# Task to carry out
Transcribe the lines below verbatim, skipping the images.
[begin Record set]
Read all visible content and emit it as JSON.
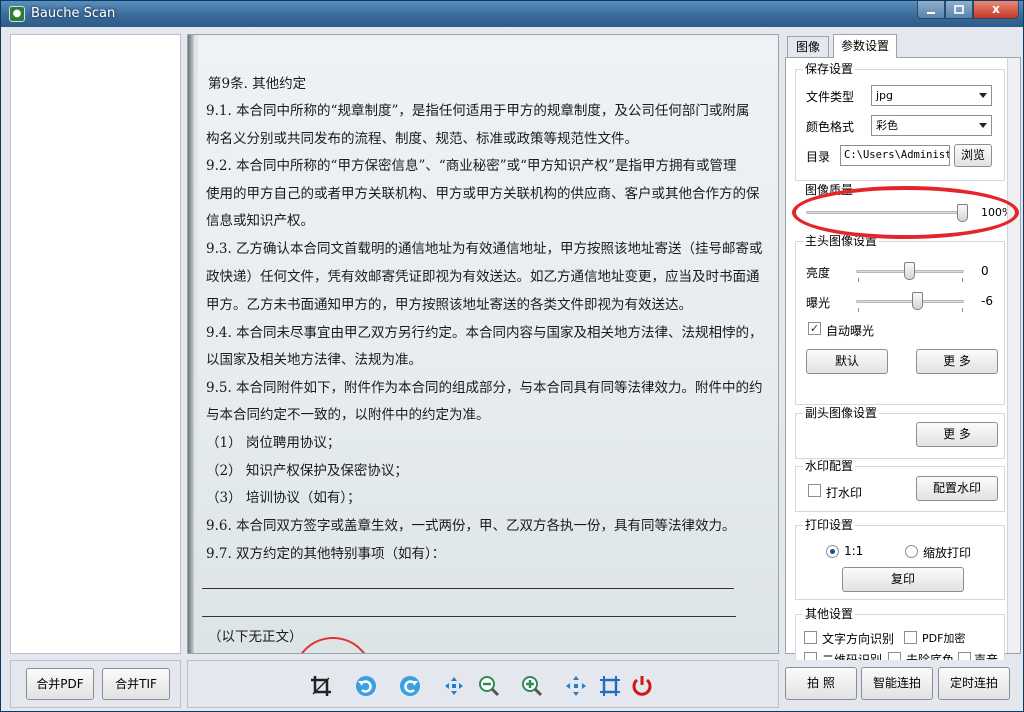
{
  "window": {
    "title": "Bauche Scan",
    "app_icon": "app-logo-icon",
    "controls": [
      "minimize-icon",
      "maximize-icon",
      "close-icon"
    ],
    "close_glyph": "x"
  },
  "document": {
    "lines": [
      "第9条.    其他约定",
      "9.1. 本合同中所称的“规章制度”，是指任何适用于甲方的规章制度，及公司任何部门或附属",
      "构名义分别或共同发布的流程、制度、规范、标准或政策等规范性文件。",
      "9.2. 本合同中所称的“甲方保密信息”、“商业秘密”或“甲方知识产权”是指甲方拥有或管理",
      "使用的甲方自己的或者甲方关联机构、甲方或甲方关联机构的供应商、客户或其他合作方的保",
      "信息或知识产权。",
      "9.3. 乙方确认本合同文首载明的通信地址为有效通信地址，甲方按照该地址寄送（挂号邮寄或",
      "政快递）任何文件，凭有效邮寄凭证即视为有效送达。如乙方通信地址变更，应当及时书面通",
      "甲方。乙方未书面通知甲方的，甲方按照该地址寄送的各类文件即视为有效送达。",
      "9.4. 本合同未尽事宜由甲乙双方另行约定。本合同内容与国家及相关地方法律、法规相悖的，",
      "以国家及相关地方法律、法规为准。",
      "9.5. 本合同附件如下，附件作为本合同的组成部分，与本合同具有同等法律效力。附件中的约",
      "与本合同约定不一致的，以附件中的约定为准。",
      "（1）    岗位聘用协议；",
      "（2）    知识产权保护及保密协议；",
      "（3）    培训协议（如有）；",
      "9.6. 本合同双方签字或盖章生效，一式两份，甲、乙双方各执一份，具有同等法律效力。",
      "9.7. 双方约定的其他特别事项（如有）：",
      "（以下无正文）"
    ]
  },
  "tabs": {
    "image": "图像",
    "params": "参数设置"
  },
  "save_settings": {
    "title": "保存设置",
    "file_type_label": "文件类型",
    "file_type_value": "jpg",
    "color_format_label": "颜色格式",
    "color_format_value": "彩色",
    "dir_label": "目录",
    "dir_value": "C:\\Users\\Administ",
    "browse_label": "浏览"
  },
  "image_quality": {
    "title": "图像质量",
    "value_text": "100%",
    "level": 1.0
  },
  "main_camera": {
    "title": "主头图像设置",
    "brightness_label": "亮度",
    "brightness_value": "0",
    "exposure_label": "曝光",
    "exposure_value": "-6",
    "auto_exposure_label": "自动曝光",
    "auto_exposure_checked": true,
    "check_glyph": "✓",
    "default_label": "默认",
    "more_label": "更 多"
  },
  "sub_camera": {
    "title": "副头图像设置",
    "more_label": "更 多"
  },
  "watermark": {
    "title": "水印配置",
    "checkbox_label": "打水印",
    "config_label": "配置水印"
  },
  "print_settings": {
    "title": "打印设置",
    "ratio_label": "1:1",
    "scale_label": "缩放打印",
    "copy_label": "复印",
    "selected": "1:1"
  },
  "other_settings": {
    "title": "其他设置",
    "text_direction": "文字方向识别",
    "pdf_encrypt": "PDF加密",
    "qr_recognize": "二维码识别",
    "remove_bg": "去除底色",
    "sound": "声音"
  },
  "bottom": {
    "merge_pdf": "合并PDF",
    "merge_tif": "合并TIF",
    "capture": "拍 照",
    "smart_batch": "智能连拍",
    "timed_batch": "定时连拍",
    "toolbar_icons": [
      "crop-icon",
      "rotate-left-icon",
      "rotate-right-icon",
      "fit-icon",
      "zoom-out-icon",
      "zoom-in-icon",
      "move-icon",
      "frame-icon",
      "power-icon"
    ]
  },
  "colors": {
    "accent": "#1f4e8c",
    "highlight": "#e3262b",
    "title_bar": "#3a6a99",
    "close": "#c43a24"
  }
}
[end Record set]
# Response
Read all visible content and emit it as JSON.
{
  "window": {
    "title": "Bauche Scan",
    "app_icon": "app-logo-icon",
    "controls": [
      "minimize-icon",
      "maximize-icon",
      "close-icon"
    ],
    "close_glyph": "x"
  },
  "document": {
    "lines": [
      "第9条.    其他约定",
      "9.1. 本合同中所称的“规章制度”，是指任何适用于甲方的规章制度，及公司任何部门或附属",
      "构名义分别或共同发布的流程、制度、规范、标准或政策等规范性文件。",
      "9.2. 本合同中所称的“甲方保密信息”、“商业秘密”或“甲方知识产权”是指甲方拥有或管理",
      "使用的甲方自己的或者甲方关联机构、甲方或甲方关联机构的供应商、客户或其他合作方的保",
      "信息或知识产权。",
      "9.3. 乙方确认本合同文首载明的通信地址为有效通信地址，甲方按照该地址寄送（挂号邮寄或",
      "政快递）任何文件，凭有效邮寄凭证即视为有效送达。如乙方通信地址变更，应当及时书面通",
      "甲方。乙方未书面通知甲方的，甲方按照该地址寄送的各类文件即视为有效送达。",
      "9.4. 本合同未尽事宜由甲乙双方另行约定。本合同内容与国家及相关地方法律、法规相悖的，",
      "以国家及相关地方法律、法规为准。",
      "9.5. 本合同附件如下，附件作为本合同的组成部分，与本合同具有同等法律效力。附件中的约",
      "与本合同约定不一致的，以附件中的约定为准。",
      "（1）    岗位聘用协议；",
      "（2）    知识产权保护及保密协议；",
      "（3）    培训协议（如有）；",
      "9.6. 本合同双方签字或盖章生效，一式两份，甲、乙双方各执一份，具有同等法律效力。",
      "9.7. 双方约定的其他特别事项（如有）：",
      "（以下无正文）"
    ]
  },
  "tabs": {
    "image": "图像",
    "params": "参数设置"
  },
  "save_settings": {
    "title": "保存设置",
    "file_type_label": "文件类型",
    "file_type_value": "jpg",
    "color_format_label": "颜色格式",
    "color_format_value": "彩色",
    "dir_label": "目录",
    "dir_value": "C:\\Users\\Administ",
    "browse_label": "浏览"
  },
  "image_quality": {
    "title": "图像质量",
    "value_text": "100%",
    "level": 1.0
  },
  "main_camera": {
    "title": "主头图像设置",
    "brightness_label": "亮度",
    "brightness_value": "0",
    "exposure_label": "曝光",
    "exposure_value": "-6",
    "auto_exposure_label": "自动曝光",
    "auto_exposure_checked": true,
    "check_glyph": "✓",
    "default_label": "默认",
    "more_label": "更 多"
  },
  "sub_camera": {
    "title": "副头图像设置",
    "more_label": "更 多"
  },
  "watermark": {
    "title": "水印配置",
    "checkbox_label": "打水印",
    "config_label": "配置水印"
  },
  "print_settings": {
    "title": "打印设置",
    "ratio_label": "1:1",
    "scale_label": "缩放打印",
    "copy_label": "复印",
    "selected": "1:1"
  },
  "other_settings": {
    "title": "其他设置",
    "text_direction": "文字方向识别",
    "pdf_encrypt": "PDF加密",
    "qr_recognize": "二维码识别",
    "remove_bg": "去除底色",
    "sound": "声音"
  },
  "bottom": {
    "merge_pdf": "合并PDF",
    "merge_tif": "合并TIF",
    "capture": "拍 照",
    "smart_batch": "智能连拍",
    "timed_batch": "定时连拍",
    "toolbar_icons": [
      "crop-icon",
      "rotate-left-icon",
      "rotate-right-icon",
      "fit-icon",
      "zoom-out-icon",
      "zoom-in-icon",
      "move-icon",
      "frame-icon",
      "power-icon"
    ]
  },
  "colors": {
    "accent": "#1f4e8c",
    "highlight": "#e3262b",
    "title_bar": "#3a6a99",
    "close": "#c43a24"
  }
}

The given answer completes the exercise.